WORK TO COMPLETE:
Count the lines in the records below that contain the word "letter", and reply with only that number.

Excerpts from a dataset
————————

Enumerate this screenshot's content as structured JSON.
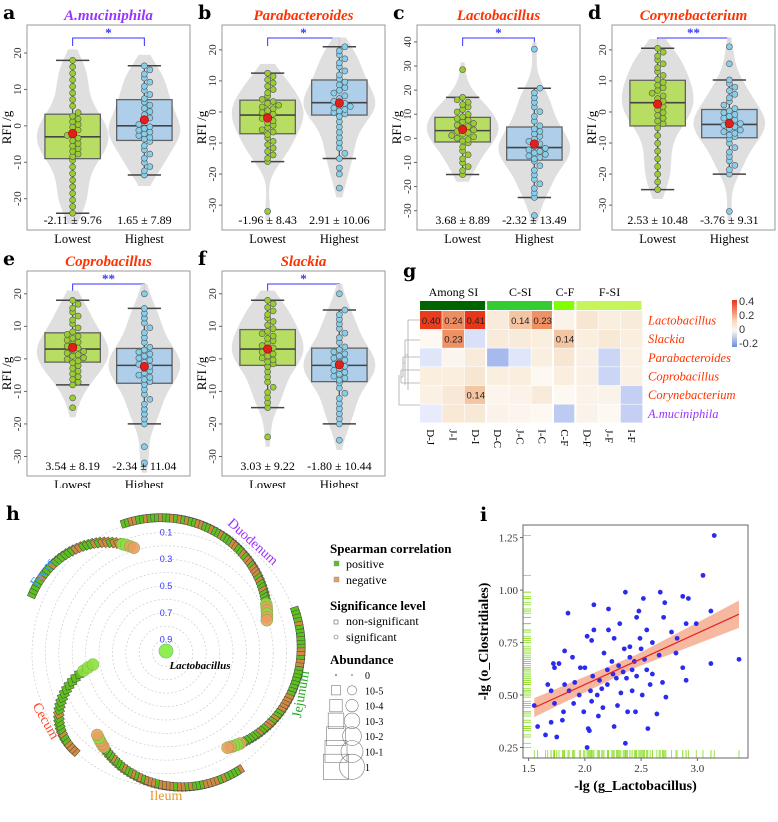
{
  "colors": {
    "low_fill": "#b3de55",
    "low_point": "#9acd32",
    "high_fill": "#a9cdeb",
    "high_point": "#87ceeb",
    "violin": "#dcdcdc",
    "mean": "#e0201a",
    "sig": "#3333ff",
    "title_red": "#ff3300",
    "title_purple": "#9933ff"
  },
  "box_panels": [
    {
      "letter": "a",
      "title": "A.muciniphila",
      "title_color": "#9933ff",
      "ylabel": "RFI /g",
      "ylim": [
        -28.6,
        27.7
      ],
      "yticks": [
        "-20",
        "-10",
        "0",
        "10",
        "20"
      ],
      "ytick_values": [
        -20,
        -10,
        0,
        10,
        20
      ],
      "sig": "*",
      "groups": [
        {
          "name": "Lowest",
          "stat": "-2.11 ± 9.76",
          "mean": -2.11,
          "q1": -9,
          "median": -3,
          "q3": 3.2,
          "whisker": [
            -24,
            18
          ],
          "outliers": []
        },
        {
          "name": "Highest",
          "stat": "1.65 ± 7.89",
          "mean": 1.65,
          "q1": -4,
          "median": 0,
          "q3": 7.2,
          "whisker": [
            -13.5,
            16.5
          ],
          "outliers": []
        }
      ]
    },
    {
      "letter": "b",
      "title": "Parabacteroides",
      "title_color": "#ff3300",
      "ylabel": "RFI /g",
      "ylim": [
        -38,
        28
      ],
      "yticks": [
        "-30",
        "-20",
        "-10",
        "0",
        "10",
        "20"
      ],
      "ytick_values": [
        -30,
        -20,
        -10,
        0,
        10,
        20
      ],
      "sig": "*",
      "groups": [
        {
          "name": "Lowest",
          "stat": "-1.96 ± 8.43",
          "mean": -1.96,
          "q1": -7,
          "median": -1,
          "q3": 3.8,
          "whisker": [
            -16,
            12.5
          ],
          "outliers": [
            -32
          ]
        },
        {
          "name": "Highest",
          "stat": "2.91 ± 10.06",
          "mean": 2.91,
          "q1": -1,
          "median": 3,
          "q3": 10.3,
          "whisker": [
            -15,
            21
          ],
          "outliers": [
            -18,
            -20,
            -24.5
          ]
        }
      ]
    },
    {
      "letter": "c",
      "title": "Lactobacillus",
      "title_color": "#ff3300",
      "ylabel": "RFI /g",
      "ylim": [
        -38,
        47
      ],
      "yticks": [
        "-30",
        "-20",
        "-10",
        "0",
        "10",
        "20",
        "30",
        "40"
      ],
      "ytick_values": [
        -30,
        -20,
        -10,
        0,
        10,
        20,
        30,
        40
      ],
      "sig": "*",
      "groups": [
        {
          "name": "Lowest",
          "stat": "3.68 ± 8.89",
          "mean": 3.68,
          "q1": -1.5,
          "median": 3.2,
          "q3": 8.7,
          "whisker": [
            -15,
            17
          ],
          "outliers": [
            28.5
          ]
        },
        {
          "name": "Highest",
          "stat": "-2.32 ± 13.49",
          "mean": -2.32,
          "q1": -9,
          "median": -3.8,
          "q3": 4.7,
          "whisker": [
            -24.5,
            20.8
          ],
          "outliers": [
            37,
            -32
          ]
        }
      ]
    },
    {
      "letter": "d",
      "title": "Corynebacterium",
      "title_color": "#ff3300",
      "ylabel": "RFI /g",
      "ylim": [
        -38,
        28
      ],
      "yticks": [
        "-30",
        "-20",
        "-10",
        "0",
        "10",
        "20"
      ],
      "ytick_values": [
        -30,
        -20,
        -10,
        0,
        10,
        20
      ],
      "sig": "**",
      "groups": [
        {
          "name": "Lowest",
          "stat": "2.53 ± 10.48",
          "mean": 2.53,
          "q1": -4.5,
          "median": 3,
          "q3": 10.2,
          "whisker": [
            -25,
            20.5
          ],
          "outliers": []
        },
        {
          "name": "Highest",
          "stat": "-3.76 ± 9.31",
          "mean": -3.76,
          "q1": -8.3,
          "median": -4,
          "q3": 0.8,
          "whisker": [
            -20,
            10.3
          ],
          "outliers": [
            15.5,
            21,
            -32
          ]
        }
      ]
    },
    {
      "letter": "e",
      "title": "Coprobacillus",
      "title_color": "#ff3300",
      "ylabel": "RFI /g",
      "ylim": [
        -36,
        27
      ],
      "yticks": [
        "-30",
        "-20",
        "-10",
        "0",
        "10",
        "20"
      ],
      "ytick_values": [
        -30,
        -20,
        -10,
        0,
        10,
        20
      ],
      "sig": "**",
      "groups": [
        {
          "name": "Lowest",
          "stat": "3.54 ± 8.19",
          "mean": 3.54,
          "q1": -1,
          "median": 3,
          "q3": 8,
          "whisker": [
            -8,
            18
          ],
          "outliers": [
            -12,
            -15
          ]
        },
        {
          "name": "Highest",
          "stat": "-2.34 ± 11.04",
          "mean": -2.34,
          "q1": -7.5,
          "median": -2,
          "q3": 3.2,
          "whisker": [
            -20,
            15.5
          ],
          "outliers": [
            20,
            -27,
            -32
          ]
        }
      ]
    },
    {
      "letter": "f",
      "title": "Slackia",
      "title_color": "#ff3300",
      "ylabel": "RFI /g",
      "ylim": [
        -36,
        27
      ],
      "yticks": [
        "-30",
        "-20",
        "-10",
        "0",
        "10",
        "20"
      ],
      "ytick_values": [
        -30,
        -20,
        -10,
        0,
        10,
        20
      ],
      "sig": "*",
      "groups": [
        {
          "name": "Lowest",
          "stat": "3.03 ± 9.22",
          "mean": 3.03,
          "q1": -2,
          "median": 3,
          "q3": 9,
          "whisker": [
            -15,
            18
          ],
          "outliers": [
            -24
          ]
        },
        {
          "name": "Highest",
          "stat": "-1.80 ± 10.44",
          "mean": -1.8,
          "q1": -7,
          "median": -2,
          "q3": 3.3,
          "whisker": [
            -20,
            15
          ],
          "outliers": [
            20,
            -25
          ]
        }
      ]
    }
  ],
  "heatmap": {
    "letter": "g",
    "groups": [
      {
        "label": "Among SI",
        "span": 3,
        "color": "#006400"
      },
      {
        "label": "C-SI",
        "span": 3,
        "color": "#33cc33"
      },
      {
        "label": "C-F",
        "span": 1,
        "color": "#80ff00"
      },
      {
        "label": "F-SI",
        "span": 3,
        "color": "#c6f55a"
      }
    ],
    "columns": [
      "D-J",
      "J-I",
      "D-I",
      "D-C",
      "J-C",
      "I-C",
      "C-F",
      "D-F",
      "J-F",
      "I-F"
    ],
    "rows": [
      {
        "label": "Lactobacillus",
        "color": "#ff3300"
      },
      {
        "label": "Slackia",
        "color": "#ff3300"
      },
      {
        "label": "Parabacteroides",
        "color": "#ff3300"
      },
      {
        "label": "Coprobacillus",
        "color": "#ff3300"
      },
      {
        "label": "Corynebacterium",
        "color": "#ff3300"
      },
      {
        "label": "A.muciniphila",
        "color": "#9933ff"
      }
    ],
    "values": [
      [
        0.4,
        0.24,
        0.41,
        0.05,
        0.14,
        0.23,
        0.02,
        0.07,
        0.04,
        0.05
      ],
      [
        0.0,
        0.23,
        -0.05,
        0.05,
        0.05,
        0.04,
        0.14,
        0.04,
        0.06,
        0.04
      ],
      [
        -0.04,
        0.01,
        0.05,
        -0.12,
        -0.04,
        0.04,
        0.07,
        0.03,
        -0.07,
        0.03
      ],
      [
        0.04,
        0.04,
        0.07,
        0.04,
        0.04,
        0.0,
        0.04,
        0.03,
        -0.07,
        0.03
      ],
      [
        0.03,
        0.06,
        0.14,
        0.01,
        0.02,
        0.05,
        0.0,
        0.02,
        0.02,
        -0.08
      ],
      [
        -0.03,
        0.06,
        0.06,
        0.02,
        0.01,
        0.0,
        -0.09,
        0.02,
        0.0,
        -0.08
      ]
    ],
    "labels": [
      [
        "0.40",
        "0.24",
        "0.41",
        "",
        "0.14",
        "0.23",
        "",
        "",
        "",
        ""
      ],
      [
        "",
        "0.23",
        "",
        "",
        "",
        "",
        "0.14",
        "",
        "",
        ""
      ],
      [
        "",
        "",
        "",
        "",
        "",
        "",
        "",
        "",
        "",
        ""
      ],
      [
        "",
        "",
        "",
        "",
        "",
        "",
        "",
        "",
        "",
        ""
      ],
      [
        "",
        "",
        "0.14",
        "",
        "",
        "",
        "",
        "",
        "",
        ""
      ],
      [
        "",
        "",
        "",
        "",
        "",
        "",
        "",
        "",
        "",
        ""
      ]
    ],
    "legend": [
      "0.4",
      "0.2",
      "0",
      "-0.2"
    ]
  },
  "circular": {
    "letter": "h",
    "center_label": "Lactobacillus",
    "ring_labels": [
      "0.1",
      "0.3",
      "0.5",
      "0.7",
      "0.9"
    ],
    "sites": [
      {
        "name": "Duodenum",
        "color": "#9933ff"
      },
      {
        "name": "Jejunum",
        "color": "#22aa22"
      },
      {
        "name": "Ileum",
        "color": "#e69a28"
      },
      {
        "name": "Cecum",
        "color": "#ff4422"
      },
      {
        "name": "Feces",
        "color": "#3399ff"
      }
    ],
    "legend": {
      "corr_title": "Spearman correlation",
      "positive": "positive",
      "negative": "negative",
      "sig_title": "Significance level",
      "nonsig": "non-significant",
      "sig": "significant",
      "abund_title": "Abundance",
      "abund_levels": [
        "0",
        "10-5",
        "10-4",
        "10-3",
        "10-2",
        "10-1",
        "1"
      ]
    }
  },
  "chart_data": {
    "type": "scatter",
    "letter": "i",
    "xlabel": "-lg (g_Lactobacillus)",
    "ylabel": "-lg (o_Clostridiales)",
    "xlim": [
      1.45,
      3.45
    ],
    "ylim": [
      0.2,
      1.31
    ],
    "xticks": [
      "1.5",
      "2.0",
      "2.5",
      "3.0"
    ],
    "xtick_values": [
      1.5,
      2.0,
      2.5,
      3.0
    ],
    "yticks": [
      "0.25",
      "0.50",
      "0.75",
      "1.00",
      "1.25"
    ],
    "ytick_values": [
      0.25,
      0.5,
      0.75,
      1.0,
      1.25
    ],
    "fit": {
      "x": [
        1.55,
        3.37
      ],
      "y": [
        0.44,
        0.885
      ],
      "ci_halfwidth": [
        0.045,
        0.03,
        0.065
      ]
    },
    "points": [
      [
        3.15,
        1.26
      ],
      [
        3.05,
        1.07
      ],
      [
        2.36,
        0.99
      ],
      [
        2.67,
        0.99
      ],
      [
        2.87,
        0.97
      ],
      [
        2.92,
        0.96
      ],
      [
        2.52,
        0.96
      ],
      [
        2.71,
        0.94
      ],
      [
        2.08,
        0.93
      ],
      [
        2.21,
        0.91
      ],
      [
        3.12,
        0.9
      ],
      [
        1.85,
        0.89
      ],
      [
        2.48,
        0.9
      ],
      [
        2.46,
        0.87
      ],
      [
        2.7,
        0.87
      ],
      [
        2.99,
        0.84
      ],
      [
        2.31,
        0.84
      ],
      [
        2.9,
        0.84
      ],
      [
        2.08,
        0.81
      ],
      [
        2.21,
        0.81
      ],
      [
        2.55,
        0.81
      ],
      [
        2.77,
        0.8
      ],
      [
        2.02,
        0.78
      ],
      [
        2.26,
        0.77
      ],
      [
        2.49,
        0.77
      ],
      [
        2.82,
        0.77
      ],
      [
        2.06,
        0.76
      ],
      [
        2.35,
        0.72
      ],
      [
        2.6,
        0.75
      ],
      [
        1.82,
        0.71
      ],
      [
        2.4,
        0.73
      ],
      [
        1.89,
        0.68
      ],
      [
        2.17,
        0.7
      ],
      [
        2.66,
        0.69
      ],
      [
        2.81,
        0.7
      ],
      [
        2.44,
        0.66
      ],
      [
        1.72,
        0.65
      ],
      [
        1.77,
        0.65
      ],
      [
        2.0,
        0.63
      ],
      [
        2.3,
        0.64
      ],
      [
        3.12,
        0.65
      ],
      [
        3.37,
        0.67
      ],
      [
        2.87,
        0.63
      ],
      [
        1.96,
        0.63
      ],
      [
        2.07,
        0.59
      ],
      [
        2.25,
        0.6
      ],
      [
        2.55,
        0.62
      ],
      [
        1.73,
        0.63
      ],
      [
        1.67,
        0.55
      ],
      [
        1.82,
        0.55
      ],
      [
        1.91,
        0.56
      ],
      [
        2.13,
        0.57
      ],
      [
        2.37,
        0.58
      ],
      [
        2.46,
        0.59
      ],
      [
        2.9,
        0.57
      ],
      [
        2.69,
        0.56
      ],
      [
        1.55,
        0.45
      ],
      [
        1.7,
        0.52
      ],
      [
        1.86,
        0.52
      ],
      [
        2.05,
        0.52
      ],
      [
        2.2,
        0.55
      ],
      [
        2.42,
        0.52
      ],
      [
        2.58,
        0.55
      ],
      [
        1.95,
        0.5
      ],
      [
        2.11,
        0.5
      ],
      [
        2.32,
        0.51
      ],
      [
        2.51,
        0.5
      ],
      [
        2.72,
        0.49
      ],
      [
        1.73,
        0.46
      ],
      [
        1.9,
        0.46
      ],
      [
        2.06,
        0.47
      ],
      [
        2.16,
        0.44
      ],
      [
        2.38,
        0.42
      ],
      [
        2.45,
        0.42
      ],
      [
        1.81,
        0.42
      ],
      [
        1.99,
        0.42
      ],
      [
        2.12,
        0.4
      ],
      [
        2.26,
        0.35
      ],
      [
        1.8,
        0.38
      ],
      [
        1.58,
        0.35
      ],
      [
        1.7,
        0.37
      ],
      [
        2.03,
        0.34
      ],
      [
        2.04,
        0.33
      ],
      [
        2.56,
        0.34
      ],
      [
        2.64,
        0.41
      ],
      [
        1.65,
        0.31
      ],
      [
        1.75,
        0.3
      ],
      [
        2.02,
        0.25
      ],
      [
        2.36,
        0.27
      ],
      [
        2.29,
        0.45
      ],
      [
        2.2,
        0.62
      ],
      [
        2.6,
        0.6
      ],
      [
        2.4,
        0.68
      ],
      [
        2.5,
        0.72
      ],
      [
        2.28,
        0.58
      ],
      [
        2.34,
        0.61
      ],
      [
        2.15,
        0.53
      ],
      [
        2.24,
        0.66
      ],
      [
        2.42,
        0.62
      ],
      [
        2.53,
        0.67
      ]
    ]
  }
}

————————

RESPONSE FOR THIS EXERCISE:
9